Stored items from a collection
----

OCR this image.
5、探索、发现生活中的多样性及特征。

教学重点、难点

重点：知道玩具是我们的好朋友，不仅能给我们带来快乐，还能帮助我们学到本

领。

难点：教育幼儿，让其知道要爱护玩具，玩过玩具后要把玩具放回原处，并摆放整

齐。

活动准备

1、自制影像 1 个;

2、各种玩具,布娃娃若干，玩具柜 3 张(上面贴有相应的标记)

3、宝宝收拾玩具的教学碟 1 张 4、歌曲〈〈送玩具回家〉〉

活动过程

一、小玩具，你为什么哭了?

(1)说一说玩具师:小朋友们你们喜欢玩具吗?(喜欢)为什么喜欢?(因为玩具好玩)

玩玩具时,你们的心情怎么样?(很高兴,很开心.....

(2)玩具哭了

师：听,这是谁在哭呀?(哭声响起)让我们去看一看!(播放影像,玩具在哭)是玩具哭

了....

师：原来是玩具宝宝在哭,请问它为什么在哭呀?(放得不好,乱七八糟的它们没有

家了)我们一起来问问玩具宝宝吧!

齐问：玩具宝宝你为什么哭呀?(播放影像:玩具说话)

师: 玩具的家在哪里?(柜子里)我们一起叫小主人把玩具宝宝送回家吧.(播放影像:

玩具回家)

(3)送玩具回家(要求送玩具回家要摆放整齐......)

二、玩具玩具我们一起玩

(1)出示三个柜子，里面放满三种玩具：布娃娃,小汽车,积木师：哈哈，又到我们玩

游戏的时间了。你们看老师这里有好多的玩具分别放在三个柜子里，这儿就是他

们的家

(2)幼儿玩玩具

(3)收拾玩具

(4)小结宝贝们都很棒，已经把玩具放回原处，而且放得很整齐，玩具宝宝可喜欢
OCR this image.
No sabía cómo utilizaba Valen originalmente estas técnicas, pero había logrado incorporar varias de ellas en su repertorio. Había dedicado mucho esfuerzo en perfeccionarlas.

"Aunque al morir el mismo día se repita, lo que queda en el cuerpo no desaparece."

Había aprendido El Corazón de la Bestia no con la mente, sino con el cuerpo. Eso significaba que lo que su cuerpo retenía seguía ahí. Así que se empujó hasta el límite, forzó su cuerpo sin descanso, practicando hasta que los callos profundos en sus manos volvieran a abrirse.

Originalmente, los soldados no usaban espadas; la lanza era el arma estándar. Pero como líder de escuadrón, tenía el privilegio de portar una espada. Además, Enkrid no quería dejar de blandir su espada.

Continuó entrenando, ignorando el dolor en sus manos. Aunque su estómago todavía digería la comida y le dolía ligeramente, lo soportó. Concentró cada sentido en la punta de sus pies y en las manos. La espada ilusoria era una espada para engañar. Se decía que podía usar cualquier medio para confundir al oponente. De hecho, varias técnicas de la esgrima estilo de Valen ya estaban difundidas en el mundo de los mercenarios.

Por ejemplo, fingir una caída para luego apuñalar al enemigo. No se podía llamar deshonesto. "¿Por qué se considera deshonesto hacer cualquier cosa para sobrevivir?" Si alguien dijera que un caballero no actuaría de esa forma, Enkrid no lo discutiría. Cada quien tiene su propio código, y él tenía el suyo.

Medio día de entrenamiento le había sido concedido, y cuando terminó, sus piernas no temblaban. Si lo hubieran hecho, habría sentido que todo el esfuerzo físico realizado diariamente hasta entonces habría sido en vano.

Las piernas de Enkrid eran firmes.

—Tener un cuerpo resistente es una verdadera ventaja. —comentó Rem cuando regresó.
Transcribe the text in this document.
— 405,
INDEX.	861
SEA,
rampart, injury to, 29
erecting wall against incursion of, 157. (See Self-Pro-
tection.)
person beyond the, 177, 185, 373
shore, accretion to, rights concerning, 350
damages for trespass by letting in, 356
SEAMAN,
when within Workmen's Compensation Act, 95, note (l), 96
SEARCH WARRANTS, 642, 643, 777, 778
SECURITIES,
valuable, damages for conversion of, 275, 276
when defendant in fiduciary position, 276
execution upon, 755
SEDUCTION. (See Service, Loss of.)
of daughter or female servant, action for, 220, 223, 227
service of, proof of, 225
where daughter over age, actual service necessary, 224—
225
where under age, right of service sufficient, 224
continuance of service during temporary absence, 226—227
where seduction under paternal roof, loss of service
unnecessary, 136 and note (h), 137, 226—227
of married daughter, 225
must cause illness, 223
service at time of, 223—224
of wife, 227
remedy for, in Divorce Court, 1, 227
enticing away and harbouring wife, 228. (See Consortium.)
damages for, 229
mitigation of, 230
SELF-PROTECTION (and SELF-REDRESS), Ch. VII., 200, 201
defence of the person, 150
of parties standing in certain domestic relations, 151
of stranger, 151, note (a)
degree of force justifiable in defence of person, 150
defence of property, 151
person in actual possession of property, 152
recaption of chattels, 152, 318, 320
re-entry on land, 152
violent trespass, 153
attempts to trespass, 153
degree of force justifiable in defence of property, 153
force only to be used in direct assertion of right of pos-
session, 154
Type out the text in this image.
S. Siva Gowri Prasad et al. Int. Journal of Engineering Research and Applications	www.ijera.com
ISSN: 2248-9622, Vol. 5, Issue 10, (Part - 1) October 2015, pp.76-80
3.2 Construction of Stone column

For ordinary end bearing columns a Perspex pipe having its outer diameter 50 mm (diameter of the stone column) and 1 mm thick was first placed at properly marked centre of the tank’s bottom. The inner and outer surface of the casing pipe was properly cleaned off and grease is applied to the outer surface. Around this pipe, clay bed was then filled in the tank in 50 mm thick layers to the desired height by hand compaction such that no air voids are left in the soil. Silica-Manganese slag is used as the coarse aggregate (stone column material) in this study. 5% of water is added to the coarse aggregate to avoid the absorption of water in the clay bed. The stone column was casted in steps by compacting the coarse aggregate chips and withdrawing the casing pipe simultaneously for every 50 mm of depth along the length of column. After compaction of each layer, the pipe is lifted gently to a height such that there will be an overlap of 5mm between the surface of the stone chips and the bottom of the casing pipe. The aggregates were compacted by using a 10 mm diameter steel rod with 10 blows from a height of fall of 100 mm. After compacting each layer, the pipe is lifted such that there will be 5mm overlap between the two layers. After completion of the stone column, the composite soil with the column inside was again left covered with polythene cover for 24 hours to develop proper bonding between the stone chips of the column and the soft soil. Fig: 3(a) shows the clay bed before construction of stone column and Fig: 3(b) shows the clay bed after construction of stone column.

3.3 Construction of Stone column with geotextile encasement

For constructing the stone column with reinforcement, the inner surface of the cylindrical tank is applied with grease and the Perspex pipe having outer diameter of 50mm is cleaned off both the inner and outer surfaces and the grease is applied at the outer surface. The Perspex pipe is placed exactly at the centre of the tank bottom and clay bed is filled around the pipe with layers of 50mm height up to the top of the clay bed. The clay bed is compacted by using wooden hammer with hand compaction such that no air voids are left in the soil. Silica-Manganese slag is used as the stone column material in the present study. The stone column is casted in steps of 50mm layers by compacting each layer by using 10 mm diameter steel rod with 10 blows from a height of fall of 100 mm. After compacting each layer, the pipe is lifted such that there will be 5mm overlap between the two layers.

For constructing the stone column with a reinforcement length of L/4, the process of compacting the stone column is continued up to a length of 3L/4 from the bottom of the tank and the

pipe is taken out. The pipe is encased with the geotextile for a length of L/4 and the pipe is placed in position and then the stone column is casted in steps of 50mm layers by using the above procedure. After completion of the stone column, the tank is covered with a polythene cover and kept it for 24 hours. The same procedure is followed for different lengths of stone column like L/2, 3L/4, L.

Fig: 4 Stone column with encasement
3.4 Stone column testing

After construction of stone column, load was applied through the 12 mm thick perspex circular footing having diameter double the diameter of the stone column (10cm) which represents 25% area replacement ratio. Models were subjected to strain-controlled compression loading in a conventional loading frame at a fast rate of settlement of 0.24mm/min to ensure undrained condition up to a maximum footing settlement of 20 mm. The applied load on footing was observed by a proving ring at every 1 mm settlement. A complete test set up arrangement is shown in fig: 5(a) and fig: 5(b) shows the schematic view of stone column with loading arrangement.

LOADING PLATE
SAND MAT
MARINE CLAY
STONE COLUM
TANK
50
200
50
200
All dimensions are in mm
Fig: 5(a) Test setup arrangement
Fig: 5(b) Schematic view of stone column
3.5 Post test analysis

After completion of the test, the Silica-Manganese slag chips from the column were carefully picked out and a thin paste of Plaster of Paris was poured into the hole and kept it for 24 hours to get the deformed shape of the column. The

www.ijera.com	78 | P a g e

----

Lines that hold "degree" are the ones to copy; find all of them.

degree of force justifiable in defence of person, 150
degree of force justifiable in defence of property, 153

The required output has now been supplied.